_WORK INSTRUCTIONS_:
Collect all the lines that mention the word "degree".

------------------------

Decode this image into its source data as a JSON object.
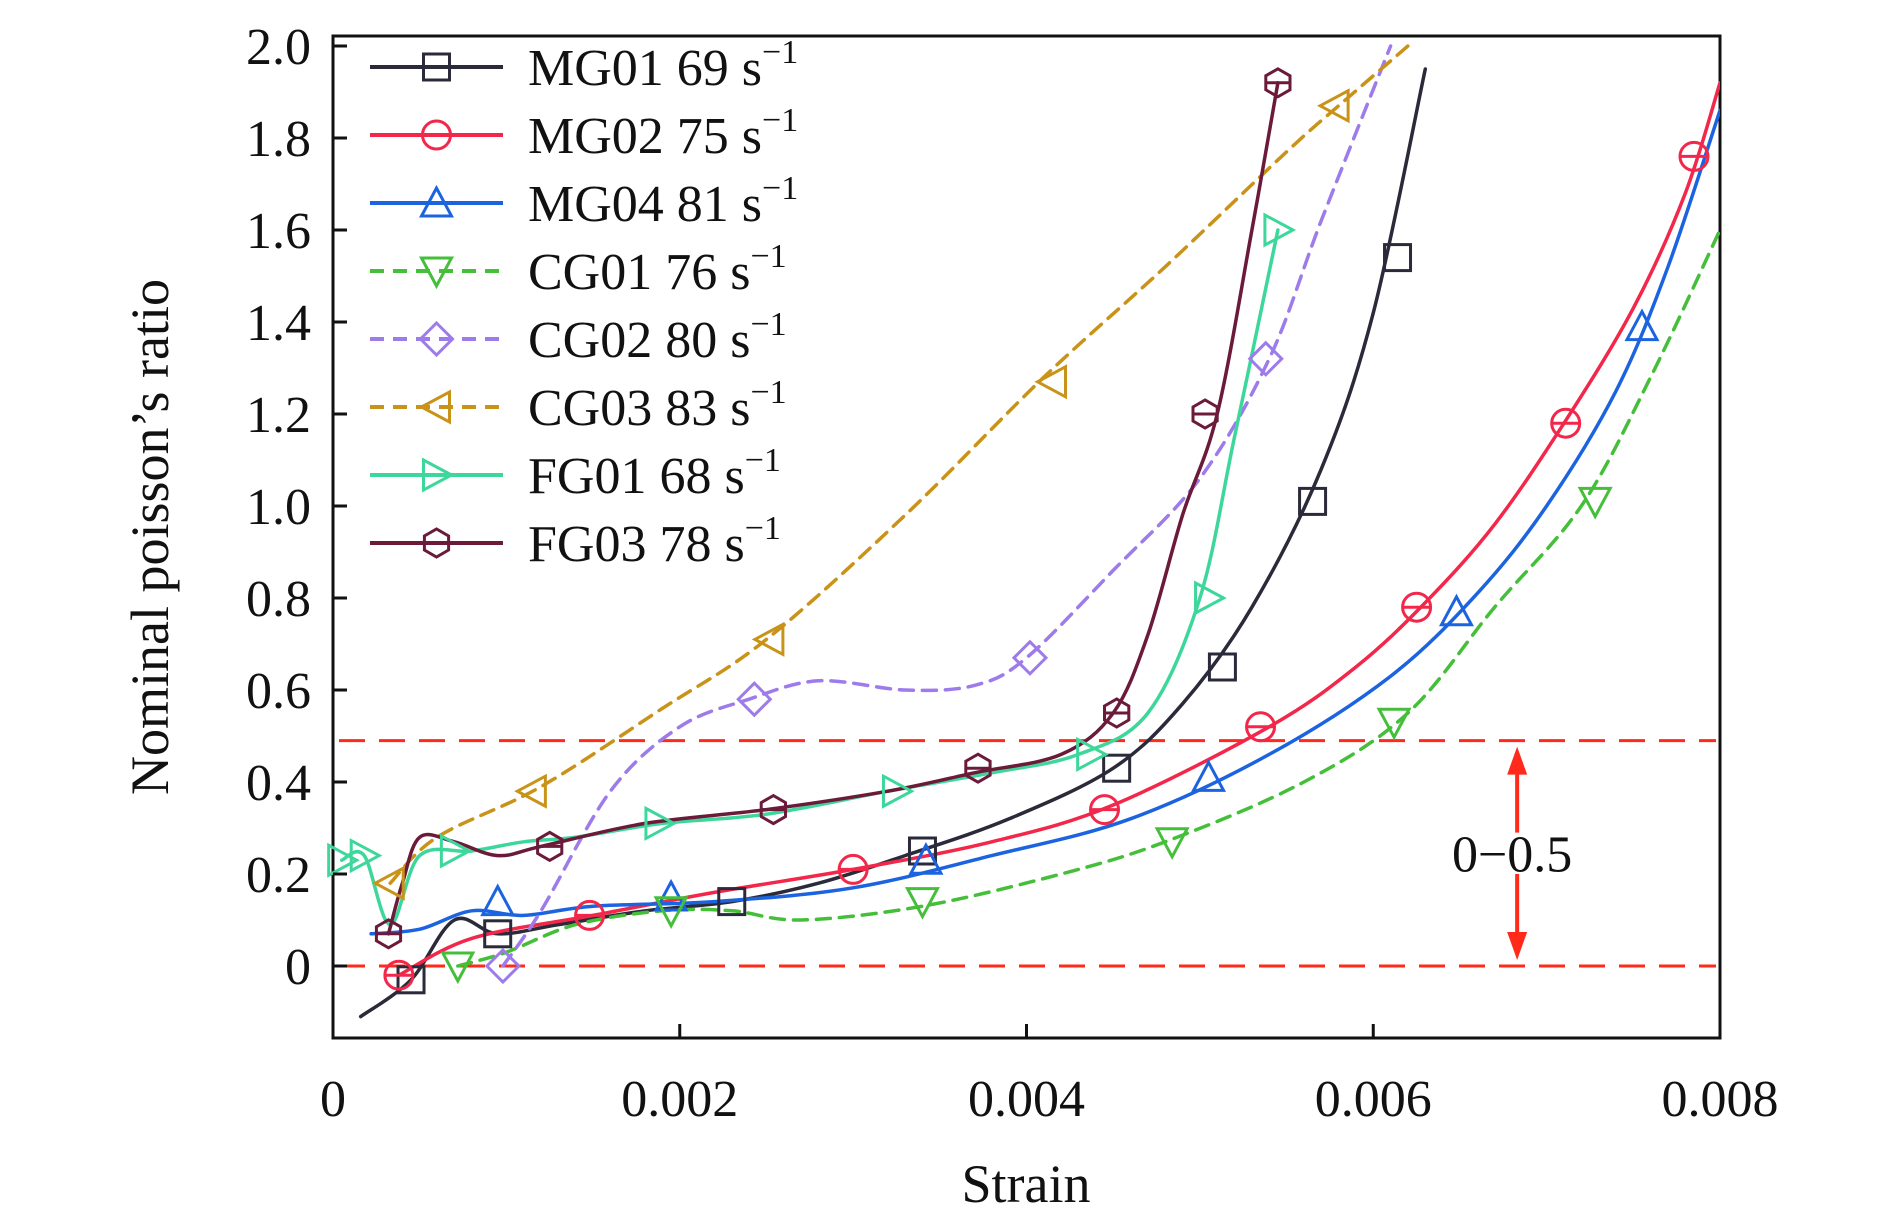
{
  "chart_data": {
    "type": "line",
    "title": "",
    "xlabel": "Strain",
    "ylabel": "Nominal poisson’s ratio",
    "xlim": [
      0,
      0.008
    ],
    "ylim": [
      -0.15,
      2.0
    ],
    "x_ticks": [
      0,
      0.002,
      0.004,
      0.006,
      0.008
    ],
    "x_tick_labels": [
      "0",
      "0.002",
      "0.004",
      "0.006",
      "0.008"
    ],
    "y_ticks": [
      0,
      0.2,
      0.4,
      0.6,
      0.8,
      1.0,
      1.2,
      1.4,
      1.6,
      1.8,
      2.0
    ],
    "y_tick_labels": [
      "0",
      "0.2",
      "0.4",
      "0.6",
      "0.8",
      "1.0",
      "1.2",
      "1.4",
      "1.6",
      "1.8",
      "2.0"
    ],
    "grid": false,
    "legend_position": "top-left",
    "reference_lines": [
      {
        "y": 0.49,
        "color": "#ff2a1a",
        "style": "dashed"
      },
      {
        "y": 0.0,
        "color": "#ff2a1a",
        "style": "dashed"
      }
    ],
    "annotation": {
      "text": "0−0.5",
      "arrow_x": 0.00683,
      "y_from": 0.0,
      "y_to": 0.49,
      "color": "#ff2a1a"
    },
    "series": [
      {
        "name": "MG01 69 s",
        "rate_exponent": "−1",
        "color": "#2a2a3a",
        "style": "solid",
        "marker": "square",
        "x": [
          0.00016,
          0.00045,
          0.0007,
          0.00095,
          0.0013,
          0.0018,
          0.0023,
          0.0028,
          0.0033,
          0.0039,
          0.0045,
          0.0049,
          0.0053,
          0.0057,
          0.006,
          0.0063
        ],
        "y": [
          -0.11,
          -0.03,
          0.1,
          0.07,
          0.09,
          0.12,
          0.14,
          0.18,
          0.24,
          0.32,
          0.43,
          0.57,
          0.78,
          1.08,
          1.42,
          1.95
        ],
        "marker_x": [
          0.00045,
          0.00095,
          0.0023,
          0.0034,
          0.00452,
          0.00513,
          0.00565,
          0.00614
        ],
        "marker_y": [
          -0.03,
          0.07,
          0.14,
          0.25,
          0.43,
          0.65,
          1.01,
          1.54
        ]
      },
      {
        "name": "MG02 75 s",
        "rate_exponent": "−1",
        "color": "#f2274a",
        "style": "solid",
        "marker": "circle",
        "x": [
          0.00038,
          0.0008,
          0.0015,
          0.0022,
          0.003,
          0.0038,
          0.0045,
          0.0054,
          0.0059,
          0.0063,
          0.0067,
          0.0071,
          0.0075,
          0.0078,
          0.008
        ],
        "y": [
          -0.02,
          0.06,
          0.11,
          0.16,
          0.21,
          0.27,
          0.35,
          0.52,
          0.65,
          0.79,
          0.96,
          1.18,
          1.43,
          1.68,
          1.92
        ],
        "marker_x": [
          0.00038,
          0.00148,
          0.003,
          0.00445,
          0.00535,
          0.00625,
          0.00711,
          0.00785
        ],
        "marker_y": [
          -0.02,
          0.11,
          0.21,
          0.34,
          0.52,
          0.78,
          1.18,
          1.76
        ]
      },
      {
        "name": "MG04 81 s",
        "rate_exponent": "−1",
        "color": "#1c63e0",
        "style": "solid",
        "marker": "triangle-up",
        "x": [
          0.00022,
          0.0005,
          0.0008,
          0.0011,
          0.0015,
          0.0022,
          0.003,
          0.0038,
          0.0046,
          0.0054,
          0.0061,
          0.0066,
          0.007,
          0.0074,
          0.0077,
          0.008
        ],
        "y": [
          0.07,
          0.08,
          0.12,
          0.11,
          0.13,
          0.14,
          0.17,
          0.24,
          0.32,
          0.46,
          0.63,
          0.81,
          1.0,
          1.25,
          1.52,
          1.86
        ],
        "marker_x": [
          0.00095,
          0.00195,
          0.00342,
          0.00505,
          0.00648,
          0.00755
        ],
        "marker_y": [
          0.14,
          0.15,
          0.23,
          0.41,
          0.77,
          1.39
        ]
      },
      {
        "name": "CG01 76 s",
        "rate_exponent": "−1",
        "color": "#45bf3a",
        "style": "dashed",
        "marker": "triangle-down",
        "x": [
          0.00072,
          0.001,
          0.0014,
          0.0019,
          0.0023,
          0.0027,
          0.0034,
          0.0042,
          0.0048,
          0.0056,
          0.0062,
          0.0067,
          0.0072,
          0.0076,
          0.008
        ],
        "y": [
          0.0,
          0.03,
          0.09,
          0.12,
          0.12,
          0.1,
          0.13,
          0.2,
          0.27,
          0.4,
          0.55,
          0.78,
          1.0,
          1.28,
          1.6
        ],
        "marker_x": [
          0.00072,
          0.00195,
          0.0034,
          0.00484,
          0.00612,
          0.00728
        ],
        "marker_y": [
          0.0,
          0.12,
          0.14,
          0.27,
          0.53,
          1.01
        ]
      },
      {
        "name": "CG02 80 s",
        "rate_exponent": "−1",
        "color": "#9d7bea",
        "style": "dashed",
        "marker": "diamond",
        "x": [
          0.00098,
          0.0012,
          0.0016,
          0.002,
          0.0024,
          0.0028,
          0.0033,
          0.0037,
          0.004,
          0.0045,
          0.005,
          0.0054,
          0.0057,
          0.0061
        ],
        "y": [
          0.0,
          0.12,
          0.38,
          0.52,
          0.58,
          0.62,
          0.6,
          0.61,
          0.67,
          0.86,
          1.06,
          1.32,
          1.62,
          2.0
        ],
        "marker_x": [
          0.00098,
          0.00243,
          0.00402,
          0.00538
        ],
        "marker_y": [
          0.0,
          0.58,
          0.67,
          1.32
        ]
      },
      {
        "name": "CG03 83 s",
        "rate_exponent": "−1",
        "color": "#c99319",
        "style": "dashed",
        "marker": "triangle-left",
        "x": [
          0.00033,
          0.0006,
          0.0012,
          0.0019,
          0.0025,
          0.0033,
          0.0041,
          0.0048,
          0.0055,
          0.0058,
          0.0062
        ],
        "y": [
          0.18,
          0.28,
          0.39,
          0.56,
          0.71,
          0.98,
          1.28,
          1.52,
          1.77,
          1.87,
          2.0
        ],
        "marker_x": [
          0.00033,
          0.00115,
          0.00252,
          0.00415,
          0.00578
        ],
        "marker_y": [
          0.18,
          0.38,
          0.71,
          1.27,
          1.87
        ]
      },
      {
        "name": "FG01 68 s",
        "rate_exponent": "−1",
        "color": "#3ed79b",
        "style": "solid",
        "marker": "triangle-right",
        "x": [
          5e-05,
          0.00018,
          0.00033,
          0.0005,
          0.0008,
          0.0011,
          0.0014,
          0.0019,
          0.0025,
          0.0032,
          0.0038,
          0.0043,
          0.0047,
          0.005,
          0.0052,
          0.00545
        ],
        "y": [
          0.23,
          0.24,
          0.09,
          0.24,
          0.25,
          0.27,
          0.28,
          0.31,
          0.33,
          0.38,
          0.42,
          0.46,
          0.55,
          0.8,
          1.15,
          1.6
        ],
        "marker_x": [
          5e-05,
          0.00018,
          0.0007,
          0.00188,
          0.00325,
          0.00437,
          0.00505,
          0.00545
        ],
        "marker_y": [
          0.23,
          0.24,
          0.25,
          0.31,
          0.38,
          0.46,
          0.8,
          1.6
        ]
      },
      {
        "name": "FG03 78 s",
        "rate_exponent": "−1",
        "color": "#6b1a3a",
        "style": "solid",
        "marker": "hexagon",
        "x": [
          0.00032,
          0.0004,
          0.0005,
          0.0007,
          0.00095,
          0.0012,
          0.0018,
          0.0025,
          0.0032,
          0.0037,
          0.0042,
          0.0045,
          0.0047,
          0.0049,
          0.0051,
          0.0053,
          0.00545
        ],
        "y": [
          0.07,
          0.18,
          0.28,
          0.27,
          0.24,
          0.26,
          0.31,
          0.34,
          0.38,
          0.42,
          0.46,
          0.55,
          0.72,
          0.98,
          1.2,
          1.6,
          1.92
        ],
        "marker_x": [
          0.00032,
          0.00125,
          0.00254,
          0.00372,
          0.00452,
          0.00503,
          0.00545
        ],
        "marker_y": [
          0.07,
          0.26,
          0.34,
          0.43,
          0.55,
          1.2,
          1.92
        ]
      }
    ]
  }
}
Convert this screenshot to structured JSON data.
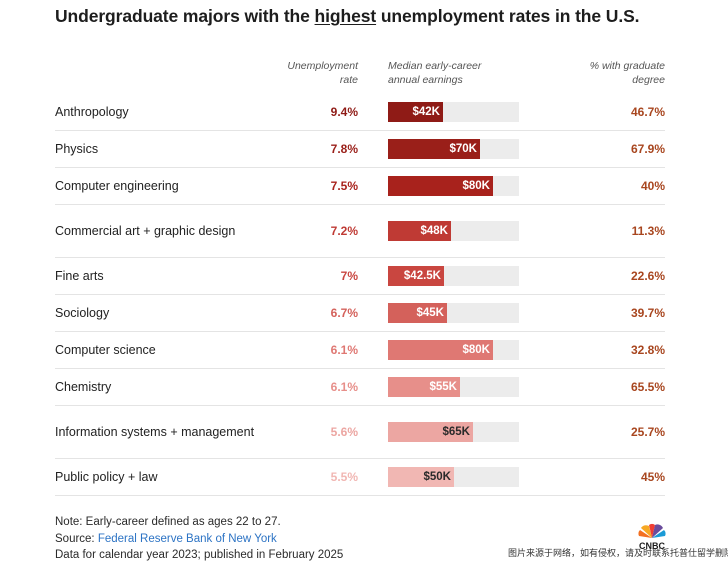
{
  "title_before": "Undergraduate majors with the ",
  "title_highlight": "highest",
  "title_after": " unemployment rates in the U.S.",
  "headers": {
    "rate_line1": "Unemployment",
    "rate_line2": "rate",
    "earn_line1": "Median early-career",
    "earn_line2": "annual earnings",
    "grad_line1": "% with graduate",
    "grad_line2": "degree"
  },
  "chart_data": {
    "type": "table",
    "title": "Undergraduate majors with the highest unemployment rates in the U.S.",
    "columns": [
      "Unemployment rate",
      "Median early-career annual earnings",
      "% with graduate degree"
    ],
    "earnings_axis_max": 100,
    "rows": [
      {
        "major": "Anthropology",
        "rate": "9.4%",
        "earnings": 42,
        "earnings_label": "$42K",
        "grad": "46.7%"
      },
      {
        "major": "Physics",
        "rate": "7.8%",
        "earnings": 70,
        "earnings_label": "$70K",
        "grad": "67.9%"
      },
      {
        "major": "Computer engineering",
        "rate": "7.5%",
        "earnings": 80,
        "earnings_label": "$80K",
        "grad": "40%"
      },
      {
        "major": "Commercial art + graphic design",
        "rate": "7.2%",
        "earnings": 48,
        "earnings_label": "$48K",
        "grad": "11.3%"
      },
      {
        "major": "Fine arts",
        "rate": "7%",
        "earnings": 42.5,
        "earnings_label": "$42.5K",
        "grad": "22.6%"
      },
      {
        "major": "Sociology",
        "rate": "6.7%",
        "earnings": 45,
        "earnings_label": "$45K",
        "grad": "39.7%"
      },
      {
        "major": "Computer science",
        "rate": "6.1%",
        "earnings": 80,
        "earnings_label": "$80K",
        "grad": "32.8%"
      },
      {
        "major": "Chemistry",
        "rate": "6.1%",
        "earnings": 55,
        "earnings_label": "$55K",
        "grad": "65.5%"
      },
      {
        "major": "Information systems + management",
        "rate": "5.6%",
        "earnings": 65,
        "earnings_label": "$65K",
        "grad": "25.7%"
      },
      {
        "major": "Public policy + law",
        "rate": "5.5%",
        "earnings": 50,
        "earnings_label": "$50K",
        "grad": "45%"
      }
    ]
  },
  "colors": {
    "bars": [
      "#8f1b16",
      "#9a1f19",
      "#a8221c",
      "#bf3a34",
      "#c94640",
      "#d4615b",
      "#df7873",
      "#e78f8a",
      "#eca6a2",
      "#f1b7b3"
    ],
    "rate_text": [
      "#8f1b16",
      "#9a1f19",
      "#a8221c",
      "#bf3a34",
      "#c94640",
      "#d4615b",
      "#df7873",
      "#e78f8a",
      "#eca6a2",
      "#f1b7b3"
    ],
    "grad_text": "#a8461f"
  },
  "notes": {
    "note": "Note: Early-career defined as ages 22 to 27.",
    "source_label": "Source: ",
    "source_link": "Federal Reserve Bank of New York",
    "data_line": "Data for calendar year 2023; published in February 2025"
  },
  "logo_text": "CNBC",
  "watermark": "图片来源于网络，如有侵权，请及时联系托普仕留学删除"
}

------------------------

_FINISHED TASK_:
    "grad_line2": "degree"
      "% with graduate degree"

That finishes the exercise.